Task details: What is needed here is an exact copy of every entry.

Input records:
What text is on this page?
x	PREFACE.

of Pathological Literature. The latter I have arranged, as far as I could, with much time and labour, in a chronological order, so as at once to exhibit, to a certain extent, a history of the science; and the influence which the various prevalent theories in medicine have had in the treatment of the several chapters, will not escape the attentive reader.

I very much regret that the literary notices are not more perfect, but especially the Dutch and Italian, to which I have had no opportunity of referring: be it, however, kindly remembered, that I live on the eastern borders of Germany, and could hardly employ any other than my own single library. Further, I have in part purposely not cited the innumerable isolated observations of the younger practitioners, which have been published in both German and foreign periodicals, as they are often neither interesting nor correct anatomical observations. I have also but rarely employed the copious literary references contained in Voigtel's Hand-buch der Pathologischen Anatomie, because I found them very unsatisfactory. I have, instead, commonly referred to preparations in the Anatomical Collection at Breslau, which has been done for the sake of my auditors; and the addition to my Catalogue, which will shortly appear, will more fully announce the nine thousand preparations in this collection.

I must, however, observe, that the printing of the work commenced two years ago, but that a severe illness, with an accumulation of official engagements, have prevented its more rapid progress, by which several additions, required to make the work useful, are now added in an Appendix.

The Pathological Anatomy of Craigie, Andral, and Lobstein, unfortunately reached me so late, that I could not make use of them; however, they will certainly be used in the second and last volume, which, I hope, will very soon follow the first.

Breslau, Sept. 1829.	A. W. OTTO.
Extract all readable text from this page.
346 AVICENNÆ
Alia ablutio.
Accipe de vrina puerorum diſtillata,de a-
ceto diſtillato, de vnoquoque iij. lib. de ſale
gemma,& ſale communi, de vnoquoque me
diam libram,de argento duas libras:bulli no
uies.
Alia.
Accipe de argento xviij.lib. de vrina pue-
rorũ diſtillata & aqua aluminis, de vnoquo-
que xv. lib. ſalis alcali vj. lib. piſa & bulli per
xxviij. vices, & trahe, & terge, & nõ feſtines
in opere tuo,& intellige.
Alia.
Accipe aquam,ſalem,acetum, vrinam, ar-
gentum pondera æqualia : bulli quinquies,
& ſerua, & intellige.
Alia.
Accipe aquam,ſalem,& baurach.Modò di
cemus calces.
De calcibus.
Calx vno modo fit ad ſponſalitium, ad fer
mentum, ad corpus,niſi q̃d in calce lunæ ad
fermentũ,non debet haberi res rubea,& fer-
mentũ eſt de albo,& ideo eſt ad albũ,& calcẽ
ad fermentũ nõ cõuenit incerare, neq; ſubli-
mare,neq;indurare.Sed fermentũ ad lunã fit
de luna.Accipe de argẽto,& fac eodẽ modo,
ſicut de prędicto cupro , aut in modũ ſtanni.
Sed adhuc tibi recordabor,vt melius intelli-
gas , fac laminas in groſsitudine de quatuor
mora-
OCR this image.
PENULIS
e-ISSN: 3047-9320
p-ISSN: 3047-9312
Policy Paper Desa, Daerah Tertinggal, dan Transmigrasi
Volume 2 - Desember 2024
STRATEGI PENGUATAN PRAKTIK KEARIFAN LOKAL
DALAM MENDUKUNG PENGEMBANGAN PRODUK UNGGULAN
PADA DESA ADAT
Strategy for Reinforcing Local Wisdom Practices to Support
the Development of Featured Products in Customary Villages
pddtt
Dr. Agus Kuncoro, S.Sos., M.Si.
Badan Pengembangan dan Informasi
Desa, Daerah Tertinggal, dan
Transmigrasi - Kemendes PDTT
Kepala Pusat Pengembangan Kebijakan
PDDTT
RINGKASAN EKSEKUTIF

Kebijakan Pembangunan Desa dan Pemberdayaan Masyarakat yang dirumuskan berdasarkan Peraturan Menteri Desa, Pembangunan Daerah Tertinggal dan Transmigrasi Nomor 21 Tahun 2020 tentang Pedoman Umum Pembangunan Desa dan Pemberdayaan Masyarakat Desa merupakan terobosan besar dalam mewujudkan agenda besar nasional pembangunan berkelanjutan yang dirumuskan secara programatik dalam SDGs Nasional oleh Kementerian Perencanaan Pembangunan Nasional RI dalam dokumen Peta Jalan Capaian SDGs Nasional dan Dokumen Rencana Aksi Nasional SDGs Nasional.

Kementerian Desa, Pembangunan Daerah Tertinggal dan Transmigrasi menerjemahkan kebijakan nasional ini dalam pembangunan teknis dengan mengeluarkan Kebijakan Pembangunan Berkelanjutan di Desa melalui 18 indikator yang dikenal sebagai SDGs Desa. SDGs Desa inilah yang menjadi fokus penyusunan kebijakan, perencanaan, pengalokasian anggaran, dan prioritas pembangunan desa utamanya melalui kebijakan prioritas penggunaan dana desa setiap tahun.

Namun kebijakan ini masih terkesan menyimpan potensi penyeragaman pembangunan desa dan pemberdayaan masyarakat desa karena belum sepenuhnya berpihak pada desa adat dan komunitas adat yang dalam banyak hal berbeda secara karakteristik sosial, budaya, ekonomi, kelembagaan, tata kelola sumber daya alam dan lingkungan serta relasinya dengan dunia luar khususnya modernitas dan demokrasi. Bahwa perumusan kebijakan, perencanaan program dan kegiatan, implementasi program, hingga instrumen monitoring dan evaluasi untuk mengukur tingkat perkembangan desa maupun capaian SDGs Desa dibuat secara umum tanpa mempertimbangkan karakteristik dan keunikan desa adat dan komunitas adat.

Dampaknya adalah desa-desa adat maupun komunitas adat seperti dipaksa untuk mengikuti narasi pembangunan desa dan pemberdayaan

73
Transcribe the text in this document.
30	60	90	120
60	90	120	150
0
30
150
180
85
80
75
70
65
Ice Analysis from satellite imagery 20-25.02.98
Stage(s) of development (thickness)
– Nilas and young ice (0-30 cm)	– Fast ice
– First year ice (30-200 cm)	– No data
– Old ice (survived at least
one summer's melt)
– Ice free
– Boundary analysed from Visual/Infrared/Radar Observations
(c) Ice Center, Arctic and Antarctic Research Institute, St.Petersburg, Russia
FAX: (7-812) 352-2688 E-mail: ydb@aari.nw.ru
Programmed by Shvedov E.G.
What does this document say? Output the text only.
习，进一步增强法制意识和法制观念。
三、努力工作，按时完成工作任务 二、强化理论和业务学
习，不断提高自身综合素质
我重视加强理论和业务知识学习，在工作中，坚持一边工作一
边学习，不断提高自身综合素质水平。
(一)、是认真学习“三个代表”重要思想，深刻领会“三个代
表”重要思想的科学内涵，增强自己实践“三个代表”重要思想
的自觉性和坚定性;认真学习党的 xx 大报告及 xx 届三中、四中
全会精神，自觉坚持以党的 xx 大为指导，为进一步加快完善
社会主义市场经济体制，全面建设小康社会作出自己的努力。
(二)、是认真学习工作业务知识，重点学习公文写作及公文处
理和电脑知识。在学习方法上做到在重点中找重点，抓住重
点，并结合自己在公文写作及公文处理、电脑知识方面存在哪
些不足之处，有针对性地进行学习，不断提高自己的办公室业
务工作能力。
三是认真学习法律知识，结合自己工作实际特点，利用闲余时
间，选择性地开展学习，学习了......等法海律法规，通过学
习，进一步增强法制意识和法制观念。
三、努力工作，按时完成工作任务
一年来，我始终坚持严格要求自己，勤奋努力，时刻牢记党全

Correct result:
What text is on this page?
x	PREFACE.

of Pathological Literature. The latter I have arranged, as far as I could, with much time and labour, in a chronological order, so as at once to exhibit, to a certain extent, a history of the science; and the influence which the various prevalent theories in medicine have had in the treatment of the several chapters, will not escape the attentive reader.

I very much regret that the literary notices are not more perfect, but especially the Dutch and Italian, to which I have had no opportunity of referring: be it, however, kindly remembered, that I live on the eastern borders of Germany, and could hardly employ any other than my own single library. Further, I have in part purposely not cited the innumerable isolated observations of the younger practitioners, which have been published in both German and foreign periodicals, as they are often neither interesting nor correct anatomical observations. I have also but rarely employed the copious literary references contained in Voigtel's Hand-buch der Pathologischen Anatomie, because I found them very unsatisfactory. I have, instead, commonly referred to preparations in the Anatomical Collection at Breslau, which has been done for the sake of my auditors; and the addition to my Catalogue, which will shortly appear, will more fully announce the nine thousand preparations in this collection.

I must, however, observe, that the printing of the work commenced two years ago, but that a severe illness, with an accumulation of official engagements, have prevented its more rapid progress, by which several additions, required to make the work useful, are now added in an Appendix.

The Pathological Anatomy of Craigie, Andral, and Lobstein, unfortunately reached me so late, that I could not make use of them; however, they will certainly be used in the second and last volume, which, I hope, will very soon follow the first.

Breslau, Sept. 1829.	A. W. OTTO.
Extract all readable text from this page.
346 AVICENNÆ
Alia ablutio.
Accipe de vrina puerorum diſtillata,de a-
ceto diſtillato, de vnoquoque iij. lib. de ſale
gemma,& ſale communi, de vnoquoque me
diam libram,de argento duas libras:bulli no
uies.
Alia.
Accipe de argento xviij.lib. de vrina pue-
rorũ diſtillata & aqua aluminis, de vnoquo-
que xv. lib. ſalis alcali vj. lib. piſa & bulli per
xxviij. vices, & trahe, & terge, & nõ feſtines
in opere tuo,& intellige.
Alia.
Accipe aquam,ſalem,acetum, vrinam, ar-
gentum pondera æqualia : bulli quinquies,
& ſerua, & intellige.
Alia.
Accipe aquam,ſalem,& baurach.Modò di
cemus calces.
De calcibus.
Calx vno modo fit ad ſponſalitium, ad fer
mentum, ad corpus,niſi q̃d in calce lunæ ad
fermentũ,non debet haberi res rubea,& fer-
mentũ eſt de albo,& ideo eſt ad albũ,& calcẽ
ad fermentũ nõ cõuenit incerare, neq; ſubli-
mare,neq;indurare.Sed fermentũ ad lunã fit
de luna.Accipe de argẽto,& fac eodẽ modo,
ſicut de prędicto cupro , aut in modũ ſtanni.
Sed adhuc tibi recordabor,vt melius intelli-
gas , fac laminas in groſsitudine de quatuor
mora-
OCR this image.
PENULIS
e-ISSN: 3047-9320
p-ISSN: 3047-9312
Policy Paper Desa, Daerah Tertinggal, dan Transmigrasi
Volume 2 - Desember 2024
STRATEGI PENGUATAN PRAKTIK KEARIFAN LOKAL
DALAM MENDUKUNG PENGEMBANGAN PRODUK UNGGULAN
PADA DESA ADAT
Strategy for Reinforcing Local Wisdom Practices to Support
the Development of Featured Products in Customary Villages
pddtt
Dr. Agus Kuncoro, S.Sos., M.Si.
Badan Pengembangan dan Informasi
Desa, Daerah Tertinggal, dan
Transmigrasi - Kemendes PDTT
Kepala Pusat Pengembangan Kebijakan
PDDTT
RINGKASAN EKSEKUTIF

Kebijakan Pembangunan Desa dan Pemberdayaan Masyarakat yang dirumuskan berdasarkan Peraturan Menteri Desa, Pembangunan Daerah Tertinggal dan Transmigrasi Nomor 21 Tahun 2020 tentang Pedoman Umum Pembangunan Desa dan Pemberdayaan Masyarakat Desa merupakan terobosan besar dalam mewujudkan agenda besar nasional pembangunan berkelanjutan yang dirumuskan secara programatik dalam SDGs Nasional oleh Kementerian Perencanaan Pembangunan Nasional RI dalam dokumen Peta Jalan Capaian SDGs Nasional dan Dokumen Rencana Aksi Nasional SDGs Nasional.

Kementerian Desa, Pembangunan Daerah Tertinggal dan Transmigrasi menerjemahkan kebijakan nasional ini dalam pembangunan teknis dengan mengeluarkan Kebijakan Pembangunan Berkelanjutan di Desa melalui 18 indikator yang dikenal sebagai SDGs Desa. SDGs Desa inilah yang menjadi fokus penyusunan kebijakan, perencanaan, pengalokasian anggaran, dan prioritas pembangunan desa utamanya melalui kebijakan prioritas penggunaan dana desa setiap tahun.

Namun kebijakan ini masih terkesan menyimpan potensi penyeragaman pembangunan desa dan pemberdayaan masyarakat desa karena belum sepenuhnya berpihak pada desa adat dan komunitas adat yang dalam banyak hal berbeda secara karakteristik sosial, budaya, ekonomi, kelembagaan, tata kelola sumber daya alam dan lingkungan serta relasinya dengan dunia luar khususnya modernitas dan demokrasi. Bahwa perumusan kebijakan, perencanaan program dan kegiatan, implementasi program, hingga instrumen monitoring dan evaluasi untuk mengukur tingkat perkembangan desa maupun capaian SDGs Desa dibuat secara umum tanpa mempertimbangkan karakteristik dan keunikan desa adat dan komunitas adat.

Dampaknya adalah desa-desa adat maupun komunitas adat seperti dipaksa untuk mengikuti narasi pembangunan desa dan pemberdayaan

73
Transcribe the text in this document.
30	60	90	120
60	90	120	150
0
30
150
180
85
80
75
70
65
Ice Analysis from satellite imagery 20-25.02.98
Stage(s) of development (thickness)
– Nilas and young ice (0-30 cm)	– Fast ice
– First year ice (30-200 cm)	– No data
– Old ice (survived at least
one summer's melt)
– Ice free
– Boundary analysed from Visual/Infrared/Radar Observations
(c) Ice Center, Arctic and Antarctic Research Institute, St.Petersburg, Russia
FAX: (7-812) 352-2688 E-mail: ydb@aari.nw.ru
Programmed by Shvedov E.G.
What does this document say? Output the text only.
习，进一步增强法制意识和法制观念。
三、努力工作，按时完成工作任务 二、强化理论和业务学
习，不断提高自身综合素质
我重视加强理论和业务知识学习，在工作中，坚持一边工作一
边学习，不断提高自身综合素质水平。
(一)、是认真学习“三个代表”重要思想，深刻领会“三个代
表”重要思想的科学内涵，增强自己实践“三个代表”重要思想
的自觉性和坚定性;认真学习党的 xx 大报告及 xx 届三中、四中
全会精神，自觉坚持以党的 xx 大为指导，为进一步加快完善
社会主义市场经济体制，全面建设小康社会作出自己的努力。
(二)、是认真学习工作业务知识，重点学习公文写作及公文处
理和电脑知识。在学习方法上做到在重点中找重点，抓住重
点，并结合自己在公文写作及公文处理、电脑知识方面存在哪
些不足之处，有针对性地进行学习，不断提高自己的办公室业
务工作能力。
三是认真学习法律知识，结合自己工作实际特点，利用闲余时
间，选择性地开展学习，学习了......等法海律法规，通过学
习，进一步增强法制意识和法制观念。
三、努力工作，按时完成工作任务
一年来，我始终坚持严格要求自己，勤奋努力，时刻牢记党全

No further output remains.